BEGIN DATA SUPPLIED

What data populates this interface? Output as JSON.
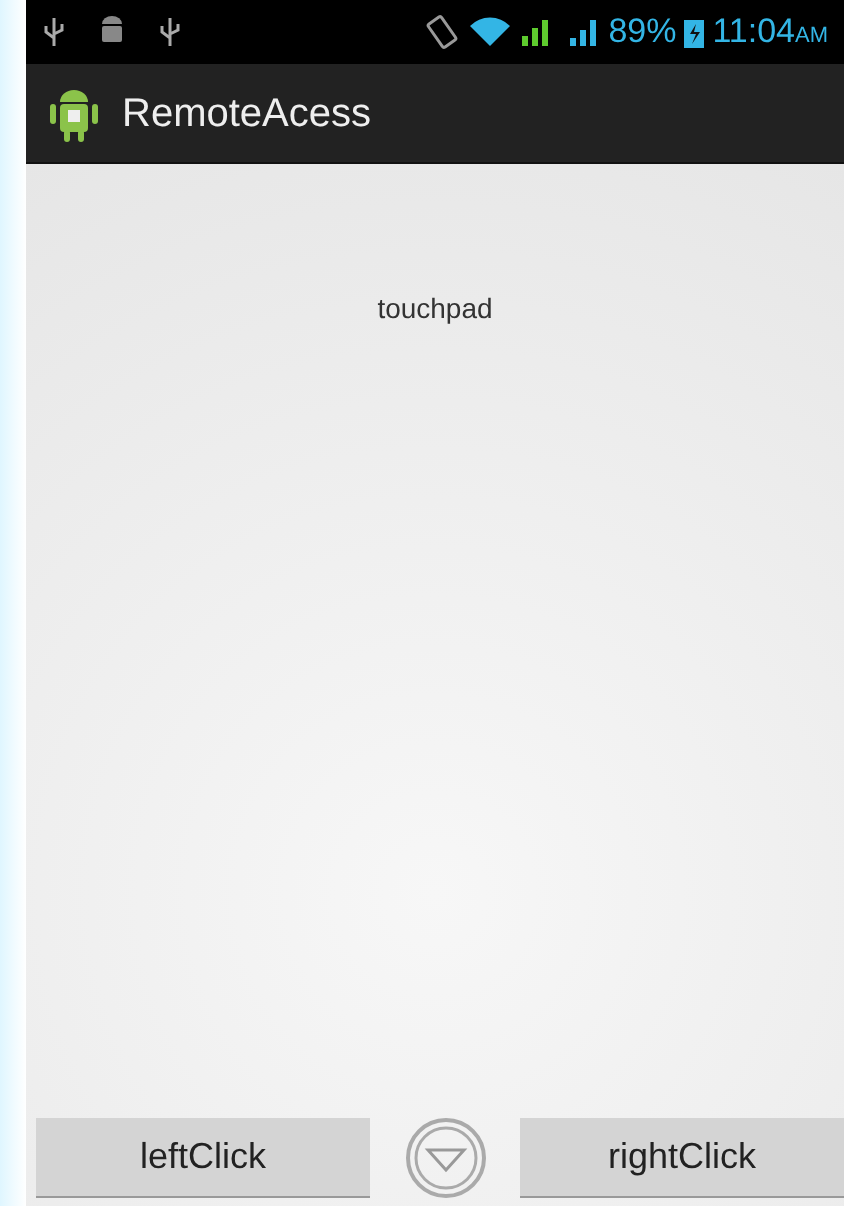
{
  "status_bar": {
    "battery_percent": "89%",
    "time": "11:04",
    "time_suffix": "AM"
  },
  "action_bar": {
    "title": "RemoteAcess"
  },
  "content": {
    "label": "touchpad"
  },
  "buttons": [
    {
      "kind": "button",
      "label": "leftClick"
    },
    {
      "kind": "scroll"
    },
    {
      "kind": "button",
      "label": "rightClick"
    }
  ]
}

END DATA SUPPLIED

**WHAT THE EXERCISE ASKS:** Output the full set of records above without changing a word, and drop the images.

**SOLUTION TO THIS PROBLEM:**
What data populates this interface? Output as JSON.
{
  "status_bar": {
    "battery_percent": "89%",
    "time": "11:04",
    "time_suffix": "AM"
  },
  "action_bar": {
    "title": "RemoteAcess"
  },
  "content": {
    "label": "touchpad"
  },
  "buttons": [
    {
      "kind": "button",
      "label": "leftClick"
    },
    {
      "kind": "scroll"
    },
    {
      "kind": "button",
      "label": "rightClick"
    }
  ]
}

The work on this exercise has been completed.